▸ **Directive**: Output each entry verbatim and exclude every picture from it.

Structured figure records
--- Start ---

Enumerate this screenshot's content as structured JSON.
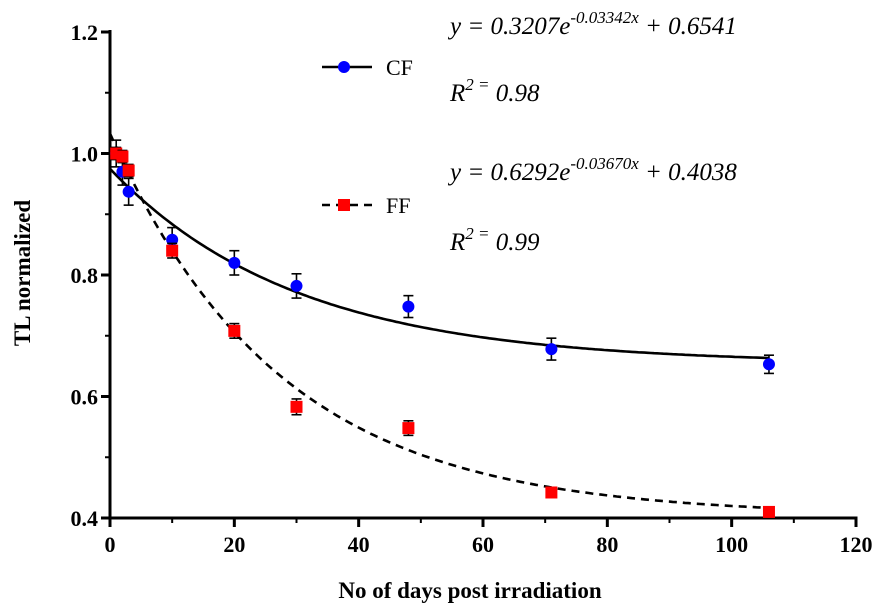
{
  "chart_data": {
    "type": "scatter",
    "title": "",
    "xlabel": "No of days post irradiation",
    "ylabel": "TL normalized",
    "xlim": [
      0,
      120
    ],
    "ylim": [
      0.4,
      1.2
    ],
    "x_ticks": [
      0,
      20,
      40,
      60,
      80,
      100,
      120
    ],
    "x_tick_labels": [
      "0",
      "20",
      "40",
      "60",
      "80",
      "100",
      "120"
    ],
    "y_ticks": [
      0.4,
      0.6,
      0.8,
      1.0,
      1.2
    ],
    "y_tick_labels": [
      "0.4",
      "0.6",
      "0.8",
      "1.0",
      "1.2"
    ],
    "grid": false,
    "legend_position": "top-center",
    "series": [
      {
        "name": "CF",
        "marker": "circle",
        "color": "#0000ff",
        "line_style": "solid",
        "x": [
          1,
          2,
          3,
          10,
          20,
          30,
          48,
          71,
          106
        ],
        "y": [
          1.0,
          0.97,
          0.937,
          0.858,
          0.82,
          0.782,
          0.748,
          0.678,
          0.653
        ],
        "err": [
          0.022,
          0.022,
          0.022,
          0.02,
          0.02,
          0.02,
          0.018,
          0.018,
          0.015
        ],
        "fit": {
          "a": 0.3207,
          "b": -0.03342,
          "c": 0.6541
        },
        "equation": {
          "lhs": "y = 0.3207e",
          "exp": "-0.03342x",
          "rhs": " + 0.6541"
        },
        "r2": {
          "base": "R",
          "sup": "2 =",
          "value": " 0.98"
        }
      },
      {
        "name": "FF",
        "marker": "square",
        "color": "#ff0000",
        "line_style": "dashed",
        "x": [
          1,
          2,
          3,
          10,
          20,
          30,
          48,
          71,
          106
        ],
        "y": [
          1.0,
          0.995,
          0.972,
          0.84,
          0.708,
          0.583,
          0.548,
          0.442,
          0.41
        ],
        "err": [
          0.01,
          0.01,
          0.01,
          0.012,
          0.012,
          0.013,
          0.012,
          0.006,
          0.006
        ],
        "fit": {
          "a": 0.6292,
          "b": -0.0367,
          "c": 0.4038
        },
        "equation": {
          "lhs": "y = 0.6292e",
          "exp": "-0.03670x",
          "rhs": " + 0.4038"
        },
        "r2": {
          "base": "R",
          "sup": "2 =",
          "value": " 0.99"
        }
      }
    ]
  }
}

--- End ---

▸ **Full solution**:
Enumerate this screenshot's content as structured JSON.
{
  "chart_data": {
    "type": "scatter",
    "title": "",
    "xlabel": "No of days post irradiation",
    "ylabel": "TL normalized",
    "xlim": [
      0,
      120
    ],
    "ylim": [
      0.4,
      1.2
    ],
    "x_ticks": [
      0,
      20,
      40,
      60,
      80,
      100,
      120
    ],
    "x_tick_labels": [
      "0",
      "20",
      "40",
      "60",
      "80",
      "100",
      "120"
    ],
    "y_ticks": [
      0.4,
      0.6,
      0.8,
      1.0,
      1.2
    ],
    "y_tick_labels": [
      "0.4",
      "0.6",
      "0.8",
      "1.0",
      "1.2"
    ],
    "grid": false,
    "legend_position": "top-center",
    "series": [
      {
        "name": "CF",
        "marker": "circle",
        "color": "#0000ff",
        "line_style": "solid",
        "x": [
          1,
          2,
          3,
          10,
          20,
          30,
          48,
          71,
          106
        ],
        "y": [
          1.0,
          0.97,
          0.937,
          0.858,
          0.82,
          0.782,
          0.748,
          0.678,
          0.653
        ],
        "err": [
          0.022,
          0.022,
          0.022,
          0.02,
          0.02,
          0.02,
          0.018,
          0.018,
          0.015
        ],
        "fit": {
          "a": 0.3207,
          "b": -0.03342,
          "c": 0.6541
        },
        "equation": {
          "lhs": "y = 0.3207e",
          "exp": "-0.03342x",
          "rhs": " + 0.6541"
        },
        "r2": {
          "base": "R",
          "sup": "2 =",
          "value": " 0.98"
        }
      },
      {
        "name": "FF",
        "marker": "square",
        "color": "#ff0000",
        "line_style": "dashed",
        "x": [
          1,
          2,
          3,
          10,
          20,
          30,
          48,
          71,
          106
        ],
        "y": [
          1.0,
          0.995,
          0.972,
          0.84,
          0.708,
          0.583,
          0.548,
          0.442,
          0.41
        ],
        "err": [
          0.01,
          0.01,
          0.01,
          0.012,
          0.012,
          0.013,
          0.012,
          0.006,
          0.006
        ],
        "fit": {
          "a": 0.6292,
          "b": -0.0367,
          "c": 0.4038
        },
        "equation": {
          "lhs": "y = 0.6292e",
          "exp": "-0.03670x",
          "rhs": " + 0.4038"
        },
        "r2": {
          "base": "R",
          "sup": "2 =",
          "value": " 0.99"
        }
      }
    ]
  }
}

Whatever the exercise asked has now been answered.